■ Directive
Leaving out the pictures, transcribe all of the records faithfully.

-- start Stored rows --

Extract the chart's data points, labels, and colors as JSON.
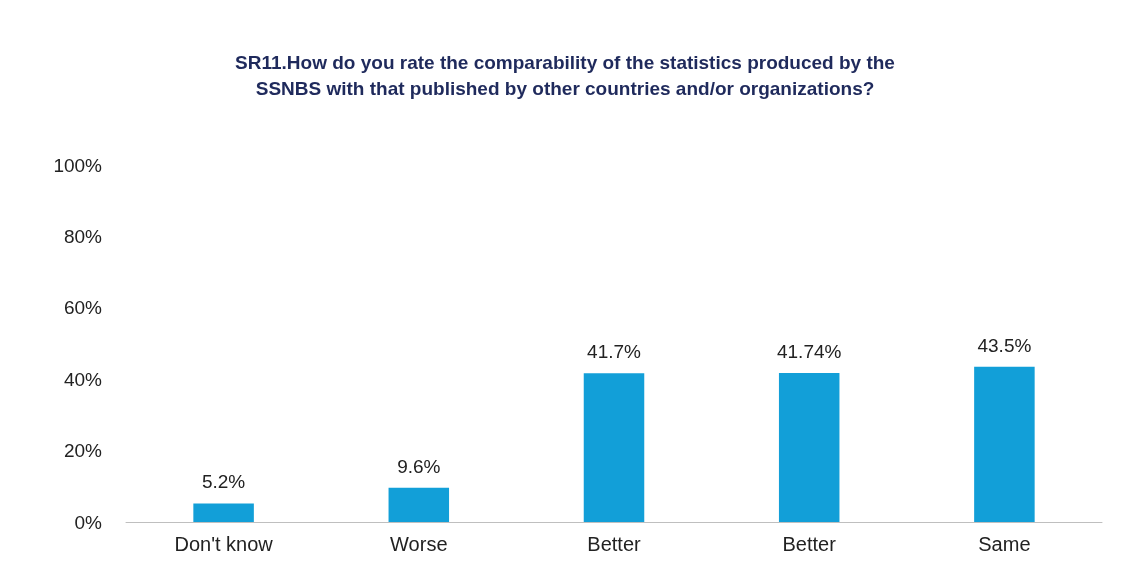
{
  "chart_data": {
    "type": "bar",
    "title": "SR11.How do you rate the comparability of the statistics produced by the\nSSNBS with that published by other countries and/or organizations?",
    "categories": [
      "Don't know",
      "Worse",
      "Better",
      "Better",
      "Same"
    ],
    "values": [
      5.2,
      9.6,
      41.7,
      41.74,
      43.5
    ],
    "value_labels": [
      "5.2%",
      "9.6%",
      "41.7%",
      "41.74%",
      "43.5%"
    ],
    "color": "#129fd8",
    "ylim": [
      0,
      100
    ],
    "yticks": [
      {
        "value": 0,
        "label": "0%"
      },
      {
        "value": 20,
        "label": "20%"
      },
      {
        "value": 40,
        "label": "40%"
      },
      {
        "value": 60,
        "label": "60%"
      },
      {
        "value": 80,
        "label": "80%"
      },
      {
        "value": 100,
        "label": "100%"
      }
    ],
    "grid": false
  }
}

-- end Stored rows --

■ In response
Extract the chart's data points, labels, and colors as JSON.
{
  "chart_data": {
    "type": "bar",
    "title": "SR11.How do you rate the comparability of the statistics produced by the\nSSNBS with that published by other countries and/or organizations?",
    "categories": [
      "Don't know",
      "Worse",
      "Better",
      "Better",
      "Same"
    ],
    "values": [
      5.2,
      9.6,
      41.7,
      41.74,
      43.5
    ],
    "value_labels": [
      "5.2%",
      "9.6%",
      "41.7%",
      "41.74%",
      "43.5%"
    ],
    "color": "#129fd8",
    "ylim": [
      0,
      100
    ],
    "yticks": [
      {
        "value": 0,
        "label": "0%"
      },
      {
        "value": 20,
        "label": "20%"
      },
      {
        "value": 40,
        "label": "40%"
      },
      {
        "value": 60,
        "label": "60%"
      },
      {
        "value": 80,
        "label": "80%"
      },
      {
        "value": 100,
        "label": "100%"
      }
    ],
    "grid": false
  }
}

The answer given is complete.